DOCUMENT TEXT -
◇ ◇ ◇ ◇
Mindfulness for moms
Many in the mindfulness industry have turned their attention to motherhood recently. Three-year-old pregnancy meditation and sleep app Expectful ($9.99 per month) saw a 200% increase in the past 12 months. Expectful creates customized audio for women going through all stages of pregnancy and postpartum. There’s a meditation for every week of pregnancy and even for the fertility process.
Mark Krassner, 33, founded Expectful upon noticing a gap between pre- and postnatal care for mental health. He points to several studies on how a pregnant person’s stress and depression levels affect the fetus. Some doctors suggest that emotional well-being is really just as important as nutrition during pregnancy.
“We want to make meditation as common as prenatal vitamins,” says Krassner. “One of the ways we can do that is by promoting science and conducting this research.”
◇ ◇ ◇ ◇
Document layout analysis data -

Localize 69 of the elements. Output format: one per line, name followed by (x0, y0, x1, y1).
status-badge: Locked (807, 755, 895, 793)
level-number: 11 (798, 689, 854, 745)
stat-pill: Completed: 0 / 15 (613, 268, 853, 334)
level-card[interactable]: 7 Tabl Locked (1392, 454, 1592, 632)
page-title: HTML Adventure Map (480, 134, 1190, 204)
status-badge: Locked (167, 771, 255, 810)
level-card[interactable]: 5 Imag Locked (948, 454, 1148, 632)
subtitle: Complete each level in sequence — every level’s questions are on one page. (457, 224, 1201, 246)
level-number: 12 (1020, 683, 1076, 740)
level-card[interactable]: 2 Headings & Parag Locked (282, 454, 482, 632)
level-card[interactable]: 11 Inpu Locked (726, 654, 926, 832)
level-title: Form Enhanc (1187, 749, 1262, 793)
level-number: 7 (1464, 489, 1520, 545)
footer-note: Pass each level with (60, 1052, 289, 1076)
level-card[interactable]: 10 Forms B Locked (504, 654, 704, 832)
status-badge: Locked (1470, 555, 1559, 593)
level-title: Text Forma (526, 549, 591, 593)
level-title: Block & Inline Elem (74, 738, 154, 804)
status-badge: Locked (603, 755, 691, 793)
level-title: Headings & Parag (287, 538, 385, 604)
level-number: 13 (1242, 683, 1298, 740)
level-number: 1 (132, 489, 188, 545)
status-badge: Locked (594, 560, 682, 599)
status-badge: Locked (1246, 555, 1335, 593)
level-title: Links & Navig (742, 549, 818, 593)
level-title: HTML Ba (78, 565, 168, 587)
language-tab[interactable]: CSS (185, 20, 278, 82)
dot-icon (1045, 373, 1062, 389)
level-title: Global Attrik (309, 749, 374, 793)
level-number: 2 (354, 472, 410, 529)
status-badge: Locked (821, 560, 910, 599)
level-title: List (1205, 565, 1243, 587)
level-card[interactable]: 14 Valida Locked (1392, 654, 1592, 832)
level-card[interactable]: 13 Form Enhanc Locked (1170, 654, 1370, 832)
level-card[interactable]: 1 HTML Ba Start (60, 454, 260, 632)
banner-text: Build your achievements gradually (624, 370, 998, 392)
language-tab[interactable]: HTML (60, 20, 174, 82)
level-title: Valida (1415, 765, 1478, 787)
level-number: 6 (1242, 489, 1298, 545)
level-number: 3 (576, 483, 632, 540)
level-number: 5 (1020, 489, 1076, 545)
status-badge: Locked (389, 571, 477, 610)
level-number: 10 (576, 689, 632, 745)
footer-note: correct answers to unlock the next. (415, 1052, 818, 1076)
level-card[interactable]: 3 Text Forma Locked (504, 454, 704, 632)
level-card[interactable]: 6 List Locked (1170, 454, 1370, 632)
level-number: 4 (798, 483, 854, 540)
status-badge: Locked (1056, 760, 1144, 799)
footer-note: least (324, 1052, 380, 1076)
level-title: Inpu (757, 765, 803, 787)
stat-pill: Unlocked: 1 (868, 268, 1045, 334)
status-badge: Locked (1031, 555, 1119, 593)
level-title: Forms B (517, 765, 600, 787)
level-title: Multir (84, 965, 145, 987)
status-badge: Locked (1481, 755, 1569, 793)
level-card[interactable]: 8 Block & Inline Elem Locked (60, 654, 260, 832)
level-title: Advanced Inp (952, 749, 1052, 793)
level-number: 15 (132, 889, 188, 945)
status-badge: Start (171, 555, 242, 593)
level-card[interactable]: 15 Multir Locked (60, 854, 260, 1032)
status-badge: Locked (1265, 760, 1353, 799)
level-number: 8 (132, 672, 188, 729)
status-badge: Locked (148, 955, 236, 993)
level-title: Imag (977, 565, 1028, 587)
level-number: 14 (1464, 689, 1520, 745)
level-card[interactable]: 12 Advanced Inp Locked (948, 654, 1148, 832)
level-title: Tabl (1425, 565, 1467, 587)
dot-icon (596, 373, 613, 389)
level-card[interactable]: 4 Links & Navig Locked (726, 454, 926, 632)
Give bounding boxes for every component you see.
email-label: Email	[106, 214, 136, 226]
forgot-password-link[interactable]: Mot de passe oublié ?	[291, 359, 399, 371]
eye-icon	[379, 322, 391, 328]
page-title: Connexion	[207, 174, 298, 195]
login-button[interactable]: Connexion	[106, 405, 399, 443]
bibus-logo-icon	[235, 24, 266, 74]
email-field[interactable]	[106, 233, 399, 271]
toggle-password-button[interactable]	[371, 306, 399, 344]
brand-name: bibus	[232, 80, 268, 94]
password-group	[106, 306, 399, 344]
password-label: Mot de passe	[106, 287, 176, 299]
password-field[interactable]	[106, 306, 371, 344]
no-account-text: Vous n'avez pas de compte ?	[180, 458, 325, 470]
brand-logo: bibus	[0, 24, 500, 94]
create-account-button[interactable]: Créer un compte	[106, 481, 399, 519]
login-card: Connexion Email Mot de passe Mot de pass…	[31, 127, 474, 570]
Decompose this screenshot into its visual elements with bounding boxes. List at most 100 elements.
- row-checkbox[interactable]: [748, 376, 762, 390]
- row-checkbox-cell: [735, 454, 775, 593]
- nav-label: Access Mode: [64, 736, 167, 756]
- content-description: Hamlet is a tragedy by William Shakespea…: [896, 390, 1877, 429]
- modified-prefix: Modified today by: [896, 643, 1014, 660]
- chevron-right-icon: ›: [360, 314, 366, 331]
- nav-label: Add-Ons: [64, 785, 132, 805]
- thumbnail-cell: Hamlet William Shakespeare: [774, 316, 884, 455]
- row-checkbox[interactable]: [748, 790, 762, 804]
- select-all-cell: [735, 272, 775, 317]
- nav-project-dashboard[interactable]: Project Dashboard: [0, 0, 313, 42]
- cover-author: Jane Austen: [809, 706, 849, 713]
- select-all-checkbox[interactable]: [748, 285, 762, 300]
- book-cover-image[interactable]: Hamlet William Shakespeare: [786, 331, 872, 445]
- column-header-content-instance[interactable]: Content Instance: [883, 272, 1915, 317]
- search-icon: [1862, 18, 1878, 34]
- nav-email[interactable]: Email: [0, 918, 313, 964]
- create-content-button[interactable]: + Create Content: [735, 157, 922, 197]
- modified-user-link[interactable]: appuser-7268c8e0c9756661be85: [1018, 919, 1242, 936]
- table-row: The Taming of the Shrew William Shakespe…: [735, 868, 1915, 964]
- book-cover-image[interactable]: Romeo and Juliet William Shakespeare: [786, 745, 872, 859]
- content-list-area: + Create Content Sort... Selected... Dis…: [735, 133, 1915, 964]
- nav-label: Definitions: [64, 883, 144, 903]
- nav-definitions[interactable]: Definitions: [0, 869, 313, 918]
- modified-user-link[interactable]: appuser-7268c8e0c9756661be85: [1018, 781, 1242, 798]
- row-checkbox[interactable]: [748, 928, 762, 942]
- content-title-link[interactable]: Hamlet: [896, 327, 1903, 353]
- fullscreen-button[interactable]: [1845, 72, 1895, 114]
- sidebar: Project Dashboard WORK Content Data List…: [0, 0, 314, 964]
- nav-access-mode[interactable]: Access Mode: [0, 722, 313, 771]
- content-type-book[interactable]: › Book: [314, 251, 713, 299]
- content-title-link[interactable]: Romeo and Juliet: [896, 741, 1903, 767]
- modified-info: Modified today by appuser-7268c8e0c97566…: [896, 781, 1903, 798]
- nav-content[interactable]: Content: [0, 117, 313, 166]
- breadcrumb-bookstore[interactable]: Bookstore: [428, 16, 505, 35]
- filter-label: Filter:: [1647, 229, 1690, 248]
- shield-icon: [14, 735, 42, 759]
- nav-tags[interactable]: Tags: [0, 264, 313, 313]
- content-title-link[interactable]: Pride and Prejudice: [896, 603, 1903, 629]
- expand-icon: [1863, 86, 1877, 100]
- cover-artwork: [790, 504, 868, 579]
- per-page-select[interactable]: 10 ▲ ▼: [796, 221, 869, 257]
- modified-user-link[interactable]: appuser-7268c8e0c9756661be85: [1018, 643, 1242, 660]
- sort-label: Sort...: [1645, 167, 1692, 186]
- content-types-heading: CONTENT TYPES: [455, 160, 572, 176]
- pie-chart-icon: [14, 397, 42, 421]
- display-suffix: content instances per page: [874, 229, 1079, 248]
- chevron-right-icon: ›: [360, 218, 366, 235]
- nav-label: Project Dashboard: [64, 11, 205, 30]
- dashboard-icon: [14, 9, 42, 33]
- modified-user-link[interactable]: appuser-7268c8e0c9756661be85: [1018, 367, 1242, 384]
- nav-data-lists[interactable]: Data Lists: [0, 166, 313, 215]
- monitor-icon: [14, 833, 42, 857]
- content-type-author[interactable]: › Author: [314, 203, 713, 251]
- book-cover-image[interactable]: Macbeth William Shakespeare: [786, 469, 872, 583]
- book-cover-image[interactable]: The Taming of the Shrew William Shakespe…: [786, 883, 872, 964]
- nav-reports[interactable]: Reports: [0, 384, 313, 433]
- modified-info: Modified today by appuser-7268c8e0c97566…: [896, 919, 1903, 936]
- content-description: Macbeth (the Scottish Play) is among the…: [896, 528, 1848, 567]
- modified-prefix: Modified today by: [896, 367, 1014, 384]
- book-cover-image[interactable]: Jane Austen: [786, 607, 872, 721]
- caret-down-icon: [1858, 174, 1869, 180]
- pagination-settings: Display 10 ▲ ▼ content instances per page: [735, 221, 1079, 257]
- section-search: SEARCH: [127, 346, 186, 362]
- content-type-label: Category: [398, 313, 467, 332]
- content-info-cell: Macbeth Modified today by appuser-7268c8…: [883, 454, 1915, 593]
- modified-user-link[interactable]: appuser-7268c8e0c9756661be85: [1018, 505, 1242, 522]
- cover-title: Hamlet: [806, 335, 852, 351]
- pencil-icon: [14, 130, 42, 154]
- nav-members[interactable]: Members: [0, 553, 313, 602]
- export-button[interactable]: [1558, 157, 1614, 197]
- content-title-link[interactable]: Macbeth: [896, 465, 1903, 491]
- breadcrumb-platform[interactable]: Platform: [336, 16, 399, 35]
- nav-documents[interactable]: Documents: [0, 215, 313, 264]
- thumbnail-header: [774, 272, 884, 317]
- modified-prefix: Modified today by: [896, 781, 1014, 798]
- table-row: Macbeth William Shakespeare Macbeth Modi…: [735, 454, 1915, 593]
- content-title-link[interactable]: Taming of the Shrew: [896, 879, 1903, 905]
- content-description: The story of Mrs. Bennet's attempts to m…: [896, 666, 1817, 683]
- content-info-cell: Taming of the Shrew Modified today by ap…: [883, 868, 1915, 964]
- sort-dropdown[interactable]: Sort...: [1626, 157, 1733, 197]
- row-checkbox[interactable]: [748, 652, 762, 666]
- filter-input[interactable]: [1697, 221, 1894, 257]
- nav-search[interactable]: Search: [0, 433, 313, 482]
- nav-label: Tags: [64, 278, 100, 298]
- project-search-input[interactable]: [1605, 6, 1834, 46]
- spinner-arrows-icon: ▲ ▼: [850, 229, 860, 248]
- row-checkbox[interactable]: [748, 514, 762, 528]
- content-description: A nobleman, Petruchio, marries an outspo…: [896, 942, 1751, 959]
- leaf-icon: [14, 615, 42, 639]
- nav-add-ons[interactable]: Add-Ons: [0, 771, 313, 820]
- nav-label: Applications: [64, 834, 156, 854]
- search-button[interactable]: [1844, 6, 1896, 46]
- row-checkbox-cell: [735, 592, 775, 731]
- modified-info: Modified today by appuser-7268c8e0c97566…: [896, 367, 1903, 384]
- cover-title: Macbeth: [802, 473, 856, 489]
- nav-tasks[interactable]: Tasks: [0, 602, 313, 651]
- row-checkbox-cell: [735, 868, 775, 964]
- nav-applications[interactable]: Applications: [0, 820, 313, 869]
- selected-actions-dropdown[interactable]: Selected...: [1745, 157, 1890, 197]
◇ ◇ ◇ ◇
EXERCISE REQUIREMENTS - Please rewrite the passage about Expectful, starting at "Mark Krassner, 33, founded" and ending at "nutrition during pregnancy.", with "nutrition" changed to "diet". Work only from the text about Expectful and ignore the records.

WRITTEN RESPONSE -
Mark Krassner, 33, founded Expectful upon noticing a gap between pre- and postnatal care for mental health. He points to several studies on how a pregnant person’s stress and depression levels affect the fetus. Some doctors suggest that emotional well-being is really just as important as diet during pregnancy.